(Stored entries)
——————————
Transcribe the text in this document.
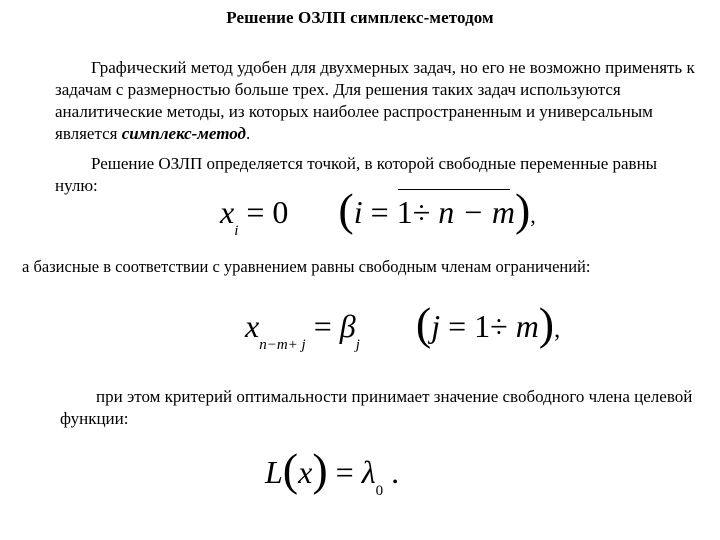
Решение ОЗЛП симплекс-методом
Графический метод удобен для двухмерных задач, но его не возможно применять к задачам с размерностью больше трех. Для решения таких задач используются аналитические методы, из которых наиболее распространенным и универсальным является симплекс-метод.
Решение ОЗЛП определяется точкой, в которой свободные переменные равны нулю:
$x_i = 0$ (i = 1÷ n − m),
а базисные в соответствии с уравнением равны свободным членам ограничений:
$x_{n-m+ j} = \beta_j$ (j = 1÷ m),
при этом критерий оптимальности принимает значение свободного члена целевой функции:
$L(x) = \lambda_0$ .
——————————
_WORK TO DO_: Lines that include the word "симплекс" are to be extracted from the data above.

_TASK SOLUTION_:
Решение ОЗЛП симплекс-методом
Графический метод удобен для двухмерных задач, но его не возможно применять к задачам с размерностью больше трех. Для решения таких задач используются аналитические методы, из которых наиболее распространенным и универсальным является симплекс-метод.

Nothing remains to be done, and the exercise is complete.